● WHAT IS EXPECTED
Show every line containing "Maternal" by copying it.

● RECORD EXTRACTS
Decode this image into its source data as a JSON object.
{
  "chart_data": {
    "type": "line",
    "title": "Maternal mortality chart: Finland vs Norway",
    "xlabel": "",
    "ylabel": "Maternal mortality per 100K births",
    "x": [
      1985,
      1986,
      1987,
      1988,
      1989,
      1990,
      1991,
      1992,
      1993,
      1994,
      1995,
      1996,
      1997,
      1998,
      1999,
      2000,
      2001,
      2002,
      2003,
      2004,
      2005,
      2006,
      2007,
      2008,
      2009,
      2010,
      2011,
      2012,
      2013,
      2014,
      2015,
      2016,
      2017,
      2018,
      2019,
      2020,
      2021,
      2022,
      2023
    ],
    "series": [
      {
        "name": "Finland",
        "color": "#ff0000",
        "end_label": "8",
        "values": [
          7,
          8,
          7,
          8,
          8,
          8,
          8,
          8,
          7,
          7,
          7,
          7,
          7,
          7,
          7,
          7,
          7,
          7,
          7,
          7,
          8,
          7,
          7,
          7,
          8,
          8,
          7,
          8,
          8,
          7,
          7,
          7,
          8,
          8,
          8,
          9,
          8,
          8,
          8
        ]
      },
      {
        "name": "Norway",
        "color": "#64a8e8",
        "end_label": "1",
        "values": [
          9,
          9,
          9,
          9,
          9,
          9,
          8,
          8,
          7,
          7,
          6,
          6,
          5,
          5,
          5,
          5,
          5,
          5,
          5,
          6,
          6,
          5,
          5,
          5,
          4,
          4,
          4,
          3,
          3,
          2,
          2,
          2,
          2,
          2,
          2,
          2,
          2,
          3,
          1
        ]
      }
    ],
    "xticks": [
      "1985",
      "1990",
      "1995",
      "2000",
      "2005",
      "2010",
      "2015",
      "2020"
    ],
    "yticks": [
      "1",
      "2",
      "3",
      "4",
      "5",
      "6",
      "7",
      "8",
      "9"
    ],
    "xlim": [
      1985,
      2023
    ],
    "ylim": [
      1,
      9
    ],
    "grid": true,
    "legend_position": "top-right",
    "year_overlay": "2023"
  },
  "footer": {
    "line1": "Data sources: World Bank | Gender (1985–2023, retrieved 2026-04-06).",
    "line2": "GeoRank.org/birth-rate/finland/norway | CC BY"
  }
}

● RESPONSE TO THE EXERCISE
    "title": "Maternal mortality chart: Finland vs Norway",
    "ylabel": "Maternal mortality per 100K births",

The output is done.